■ **INSTRUCTION**: Here are some entries; quote each one exactly.

■ **EXERCISE MATERIAL**:
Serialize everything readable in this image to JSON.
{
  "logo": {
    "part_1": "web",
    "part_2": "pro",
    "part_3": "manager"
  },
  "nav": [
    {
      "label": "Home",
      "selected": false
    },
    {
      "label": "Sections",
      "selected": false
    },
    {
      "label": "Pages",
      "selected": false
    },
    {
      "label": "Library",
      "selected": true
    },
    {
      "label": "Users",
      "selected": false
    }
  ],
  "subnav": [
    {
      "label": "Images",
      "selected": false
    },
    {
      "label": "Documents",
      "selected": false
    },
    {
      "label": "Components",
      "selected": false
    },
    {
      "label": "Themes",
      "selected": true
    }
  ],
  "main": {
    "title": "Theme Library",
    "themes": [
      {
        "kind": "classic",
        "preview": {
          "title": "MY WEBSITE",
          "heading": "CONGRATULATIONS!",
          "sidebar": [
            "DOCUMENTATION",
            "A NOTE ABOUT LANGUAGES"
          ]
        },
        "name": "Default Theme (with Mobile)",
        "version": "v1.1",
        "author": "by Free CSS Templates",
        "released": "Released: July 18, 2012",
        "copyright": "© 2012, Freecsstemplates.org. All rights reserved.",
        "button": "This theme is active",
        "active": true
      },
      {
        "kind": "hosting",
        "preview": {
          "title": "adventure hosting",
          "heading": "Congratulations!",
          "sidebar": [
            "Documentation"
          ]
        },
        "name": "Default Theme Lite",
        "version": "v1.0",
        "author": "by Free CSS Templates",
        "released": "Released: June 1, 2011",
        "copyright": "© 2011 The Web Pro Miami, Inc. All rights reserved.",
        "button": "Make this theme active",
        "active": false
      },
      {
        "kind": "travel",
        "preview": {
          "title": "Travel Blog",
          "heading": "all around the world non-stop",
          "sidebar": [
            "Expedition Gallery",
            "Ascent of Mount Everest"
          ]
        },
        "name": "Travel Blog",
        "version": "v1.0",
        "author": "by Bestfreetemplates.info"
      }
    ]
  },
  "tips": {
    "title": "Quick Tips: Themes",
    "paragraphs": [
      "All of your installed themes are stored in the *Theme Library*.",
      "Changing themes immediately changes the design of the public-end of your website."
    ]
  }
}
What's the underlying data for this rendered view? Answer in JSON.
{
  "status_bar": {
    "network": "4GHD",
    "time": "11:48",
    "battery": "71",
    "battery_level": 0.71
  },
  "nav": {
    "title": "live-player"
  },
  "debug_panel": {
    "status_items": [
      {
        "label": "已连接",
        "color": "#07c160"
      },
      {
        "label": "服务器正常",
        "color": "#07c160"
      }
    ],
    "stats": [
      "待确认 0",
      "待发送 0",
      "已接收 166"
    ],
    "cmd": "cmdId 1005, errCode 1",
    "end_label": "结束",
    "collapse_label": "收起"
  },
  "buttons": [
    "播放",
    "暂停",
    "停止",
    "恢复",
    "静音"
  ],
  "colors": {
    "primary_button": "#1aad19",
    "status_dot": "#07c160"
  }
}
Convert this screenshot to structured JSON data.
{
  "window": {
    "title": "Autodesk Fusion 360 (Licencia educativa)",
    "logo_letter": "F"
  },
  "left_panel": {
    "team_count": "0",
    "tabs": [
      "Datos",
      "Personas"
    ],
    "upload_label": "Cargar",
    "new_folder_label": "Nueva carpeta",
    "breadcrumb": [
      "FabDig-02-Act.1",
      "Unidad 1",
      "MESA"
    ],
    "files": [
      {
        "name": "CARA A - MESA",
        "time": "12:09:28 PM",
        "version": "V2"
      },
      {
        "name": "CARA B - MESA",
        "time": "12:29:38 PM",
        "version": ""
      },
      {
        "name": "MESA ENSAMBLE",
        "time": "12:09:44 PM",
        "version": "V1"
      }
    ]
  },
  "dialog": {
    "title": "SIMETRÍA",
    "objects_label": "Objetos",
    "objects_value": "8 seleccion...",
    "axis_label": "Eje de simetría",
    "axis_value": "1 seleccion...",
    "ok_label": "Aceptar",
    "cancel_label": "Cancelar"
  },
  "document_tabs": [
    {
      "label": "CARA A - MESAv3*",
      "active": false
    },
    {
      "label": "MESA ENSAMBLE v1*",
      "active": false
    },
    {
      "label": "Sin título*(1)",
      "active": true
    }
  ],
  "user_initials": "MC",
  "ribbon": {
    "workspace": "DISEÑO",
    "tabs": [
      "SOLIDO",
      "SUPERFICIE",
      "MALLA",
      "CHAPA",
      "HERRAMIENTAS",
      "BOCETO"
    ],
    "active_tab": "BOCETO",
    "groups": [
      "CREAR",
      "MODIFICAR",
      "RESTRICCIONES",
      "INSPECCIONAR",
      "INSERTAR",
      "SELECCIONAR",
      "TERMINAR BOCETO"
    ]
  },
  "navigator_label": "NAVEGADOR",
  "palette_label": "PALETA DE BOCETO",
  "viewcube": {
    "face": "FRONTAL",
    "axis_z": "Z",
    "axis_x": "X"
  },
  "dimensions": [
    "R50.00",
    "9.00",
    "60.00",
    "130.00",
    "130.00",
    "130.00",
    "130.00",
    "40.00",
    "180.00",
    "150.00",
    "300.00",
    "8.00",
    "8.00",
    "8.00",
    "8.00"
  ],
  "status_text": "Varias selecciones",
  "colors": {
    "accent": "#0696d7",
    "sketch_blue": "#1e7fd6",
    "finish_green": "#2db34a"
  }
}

■ **EXERCISE RESULT**:
Serialize everything readable in this image to JSON.
{
  "logo": {
    "part_1": "web",
    "part_2": "pro",
    "part_3": "manager"
  },
  "nav": [
    {
      "label": "Home",
      "selected": false
    },
    {
      "label": "Sections",
      "selected": false
    },
    {
      "label": "Pages",
      "selected": false
    },
    {
      "label": "Library",
      "selected": true
    },
    {
      "label": "Users",
      "selected": false
    }
  ],
  "subnav": [
    {
      "label": "Images",
      "selected": false
    },
    {
      "label": "Documents",
      "selected": false
    },
    {
      "label": "Components",
      "selected": false
    },
    {
      "label": "Themes",
      "selected": true
    }
  ],
  "main": {
    "title": "Theme Library",
    "themes": [
      {
        "kind": "classic",
        "preview": {
          "title": "MY WEBSITE",
          "heading": "CONGRATULATIONS!",
          "sidebar": [
            "DOCUMENTATION",
            "A NOTE ABOUT LANGUAGES"
          ]
        },
        "name": "Default Theme (with Mobile)",
        "version": "v1.1",
        "author": "by Free CSS Templates",
        "released": "Released: July 18, 2012",
        "copyright": "© 2012, Freecsstemplates.org. All rights reserved.",
        "button": "This theme is active",
        "active": true
      },
      {
        "kind": "hosting",
        "preview": {
          "title": "adventure hosting",
          "heading": "Congratulations!",
          "sidebar": [
            "Documentation"
          ]
        },
        "name": "Default Theme Lite",
        "version": "v1.0",
        "author": "by Free CSS Templates",
        "released": "Released: June 1, 2011",
        "copyright": "© 2011 The Web Pro Miami, Inc. All rights reserved.",
        "button": "Make this theme active",
        "active": false
      },
      {
        "kind": "travel",
        "preview": {
          "title": "Travel Blog",
          "heading": "all around the world non-stop",
          "sidebar": [
            "Expedition Gallery",
            "Ascent of Mount Everest"
          ]
        },
        "name": "Travel Blog",
        "version": "v1.0",
        "author": "by Bestfreetemplates.info"
      }
    ]
  },
  "tips": {
    "title": "Quick Tips: Themes",
    "paragraphs": [
      "All of your installed themes are stored in the *Theme Library*.",
      "Changing themes immediately changes the design of the public-end of your website."
    ]
  }
}
What's the underlying data for this rendered view? Answer in JSON.
{
  "status_bar": {
    "network": "4GHD",
    "time": "11:48",
    "battery": "71",
    "battery_level": 0.71
  },
  "nav": {
    "title": "live-player"
  },
  "debug_panel": {
    "status_items": [
      {
        "label": "已连接",
        "color": "#07c160"
      },
      {
        "label": "服务器正常",
        "color": "#07c160"
      }
    ],
    "stats": [
      "待确认 0",
      "待发送 0",
      "已接收 166"
    ],
    "cmd": "cmdId 1005, errCode 1",
    "end_label": "结束",
    "collapse_label": "收起"
  },
  "buttons": [
    "播放",
    "暂停",
    "停止",
    "恢复",
    "静音"
  ],
  "colors": {
    "primary_button": "#1aad19",
    "status_dot": "#07c160"
  }
}
Convert this screenshot to structured JSON data.
{
  "window": {
    "title": "Autodesk Fusion 360 (Licencia educativa)",
    "logo_letter": "F"
  },
  "left_panel": {
    "team_count": "0",
    "tabs": [
      "Datos",
      "Personas"
    ],
    "upload_label": "Cargar",
    "new_folder_label": "Nueva carpeta",
    "breadcrumb": [
      "FabDig-02-Act.1",
      "Unidad 1",
      "MESA"
    ],
    "files": [
      {
        "name": "CARA A - MESA",
        "time": "12:09:28 PM",
        "version": "V2"
      },
      {
        "name": "CARA B - MESA",
        "time": "12:29:38 PM",
        "version": ""
      },
      {
        "name": "MESA ENSAMBLE",
        "time": "12:09:44 PM",
        "version": "V1"
      }
    ]
  },
  "dialog": {
    "title": "SIMETRÍA",
    "objects_label": "Objetos",
    "objects_value": "8 seleccion...",
    "axis_label": "Eje de simetría",
    "axis_value": "1 seleccion...",
    "ok_label": "Aceptar",
    "cancel_label": "Cancelar"
  },
  "document_tabs": [
    {
      "label": "CARA A - MESAv3*",
      "active": false
    },
    {
      "label": "MESA ENSAMBLE v1*",
      "active": false
    },
    {
      "label": "Sin título*(1)",
      "active": true
    }
  ],
  "user_initials": "MC",
  "ribbon": {
    "workspace": "DISEÑO",
    "tabs": [
      "SOLIDO",
      "SUPERFICIE",
      "MALLA",
      "CHAPA",
      "HERRAMIENTAS",
      "BOCETO"
    ],
    "active_tab": "BOCETO",
    "groups": [
      "CREAR",
      "MODIFICAR",
      "RESTRICCIONES",
      "INSPECCIONAR",
      "INSERTAR",
      "SELECCIONAR",
      "TERMINAR BOCETO"
    ]
  },
  "navigator_label": "NAVEGADOR",
  "palette_label": "PALETA DE BOCETO",
  "viewcube": {
    "face": "FRONTAL",
    "axis_z": "Z",
    "axis_x": "X"
  },
  "dimensions": [
    "R50.00",
    "9.00",
    "60.00",
    "130.00",
    "130.00",
    "130.00",
    "130.00",
    "40.00",
    "180.00",
    "150.00",
    "300.00",
    "8.00",
    "8.00",
    "8.00",
    "8.00"
  ],
  "status_text": "Varias selecciones",
  "colors": {
    "accent": "#0696d7",
    "sketch_blue": "#1e7fd6",
    "finish_green": "#2db34a"
  }
}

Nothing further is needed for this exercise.